What is needed:
Copy out every line in which the string "JSON" occurs.

[BEGIN Record excerpts]

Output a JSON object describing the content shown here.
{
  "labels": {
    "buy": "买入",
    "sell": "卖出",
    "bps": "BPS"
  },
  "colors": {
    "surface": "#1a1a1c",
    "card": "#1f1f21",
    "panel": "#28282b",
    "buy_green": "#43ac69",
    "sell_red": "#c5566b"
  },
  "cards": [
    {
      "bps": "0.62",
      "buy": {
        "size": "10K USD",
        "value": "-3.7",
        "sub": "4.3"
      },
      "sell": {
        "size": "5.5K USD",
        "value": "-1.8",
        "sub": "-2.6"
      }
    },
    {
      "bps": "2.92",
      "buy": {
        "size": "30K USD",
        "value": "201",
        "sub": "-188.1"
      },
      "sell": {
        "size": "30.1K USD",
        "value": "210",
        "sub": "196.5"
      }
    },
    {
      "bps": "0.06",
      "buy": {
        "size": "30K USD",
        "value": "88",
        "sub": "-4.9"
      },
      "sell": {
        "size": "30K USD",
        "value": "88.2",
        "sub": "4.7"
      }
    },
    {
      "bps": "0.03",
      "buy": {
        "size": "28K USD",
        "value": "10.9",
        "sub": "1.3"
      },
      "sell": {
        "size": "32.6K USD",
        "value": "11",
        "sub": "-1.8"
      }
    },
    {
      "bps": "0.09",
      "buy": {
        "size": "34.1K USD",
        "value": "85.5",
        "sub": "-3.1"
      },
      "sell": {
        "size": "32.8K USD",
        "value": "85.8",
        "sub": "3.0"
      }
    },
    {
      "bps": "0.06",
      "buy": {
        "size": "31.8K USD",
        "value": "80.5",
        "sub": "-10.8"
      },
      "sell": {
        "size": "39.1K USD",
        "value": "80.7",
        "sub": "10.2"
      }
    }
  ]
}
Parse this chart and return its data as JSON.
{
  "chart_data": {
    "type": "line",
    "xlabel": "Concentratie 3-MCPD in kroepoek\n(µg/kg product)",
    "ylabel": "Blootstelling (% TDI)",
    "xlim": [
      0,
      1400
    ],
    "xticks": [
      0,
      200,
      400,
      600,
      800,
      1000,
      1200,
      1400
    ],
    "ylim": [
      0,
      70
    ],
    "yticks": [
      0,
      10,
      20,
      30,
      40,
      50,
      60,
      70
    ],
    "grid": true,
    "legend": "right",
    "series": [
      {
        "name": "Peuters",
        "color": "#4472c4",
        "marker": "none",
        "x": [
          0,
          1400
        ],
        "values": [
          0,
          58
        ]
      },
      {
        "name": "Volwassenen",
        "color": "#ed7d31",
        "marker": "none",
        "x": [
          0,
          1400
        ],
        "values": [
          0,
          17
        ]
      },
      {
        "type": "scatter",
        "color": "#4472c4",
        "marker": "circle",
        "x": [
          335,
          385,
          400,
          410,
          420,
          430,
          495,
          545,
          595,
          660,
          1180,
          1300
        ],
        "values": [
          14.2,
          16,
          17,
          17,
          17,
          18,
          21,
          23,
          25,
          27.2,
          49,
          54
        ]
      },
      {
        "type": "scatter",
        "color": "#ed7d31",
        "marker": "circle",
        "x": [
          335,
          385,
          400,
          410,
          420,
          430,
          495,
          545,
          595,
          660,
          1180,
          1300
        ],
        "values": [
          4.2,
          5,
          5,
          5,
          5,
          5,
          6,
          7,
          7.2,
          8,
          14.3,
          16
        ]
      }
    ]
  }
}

[END Record excerpts]

Full output:
Output a JSON object describing the content shown here.
Parse this chart and return its data as JSON.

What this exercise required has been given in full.